[Excerpt from a dataset]
---+---

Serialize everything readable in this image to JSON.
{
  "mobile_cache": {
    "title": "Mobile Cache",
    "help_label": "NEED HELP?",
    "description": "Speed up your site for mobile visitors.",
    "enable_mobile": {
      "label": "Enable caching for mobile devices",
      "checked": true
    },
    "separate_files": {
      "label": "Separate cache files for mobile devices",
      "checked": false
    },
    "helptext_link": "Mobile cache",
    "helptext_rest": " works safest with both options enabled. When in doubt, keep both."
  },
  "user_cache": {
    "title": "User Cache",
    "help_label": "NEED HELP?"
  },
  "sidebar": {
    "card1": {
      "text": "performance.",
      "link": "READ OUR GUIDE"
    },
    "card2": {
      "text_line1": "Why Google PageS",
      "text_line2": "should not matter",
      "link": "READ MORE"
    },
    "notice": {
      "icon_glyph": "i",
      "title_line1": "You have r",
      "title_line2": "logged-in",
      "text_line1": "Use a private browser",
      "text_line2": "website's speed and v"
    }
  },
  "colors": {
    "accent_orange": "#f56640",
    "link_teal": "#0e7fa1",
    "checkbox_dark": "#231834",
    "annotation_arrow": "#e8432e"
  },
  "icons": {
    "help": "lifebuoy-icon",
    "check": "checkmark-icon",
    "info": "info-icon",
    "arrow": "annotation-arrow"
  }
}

---+---

### WHAT YOU WILL DO
Repeat the listing in full, keeping every line exactly as it is.

### TASK OUTPUT
Serialize everything readable in this image to JSON.
{
  "mobile_cache": {
    "title": "Mobile Cache",
    "help_label": "NEED HELP?",
    "description": "Speed up your site for mobile visitors.",
    "enable_mobile": {
      "label": "Enable caching for mobile devices",
      "checked": true
    },
    "separate_files": {
      "label": "Separate cache files for mobile devices",
      "checked": false
    },
    "helptext_link": "Mobile cache",
    "helptext_rest": " works safest with both options enabled. When in doubt, keep both."
  },
  "user_cache": {
    "title": "User Cache",
    "help_label": "NEED HELP?"
  },
  "sidebar": {
    "card1": {
      "text": "performance.",
      "link": "READ OUR GUIDE"
    },
    "card2": {
      "text_line1": "Why Google PageS",
      "text_line2": "should not matter",
      "link": "READ MORE"
    },
    "notice": {
      "icon_glyph": "i",
      "title_line1": "You have r",
      "title_line2": "logged-in",
      "text_line1": "Use a private browser",
      "text_line2": "website's speed and v"
    }
  },
  "colors": {
    "accent_orange": "#f56640",
    "link_teal": "#0e7fa1",
    "checkbox_dark": "#231834",
    "annotation_arrow": "#e8432e"
  },
  "icons": {
    "help": "lifebuoy-icon",
    "check": "checkmark-icon",
    "info": "info-icon",
    "arrow": "annotation-arrow"
  }
}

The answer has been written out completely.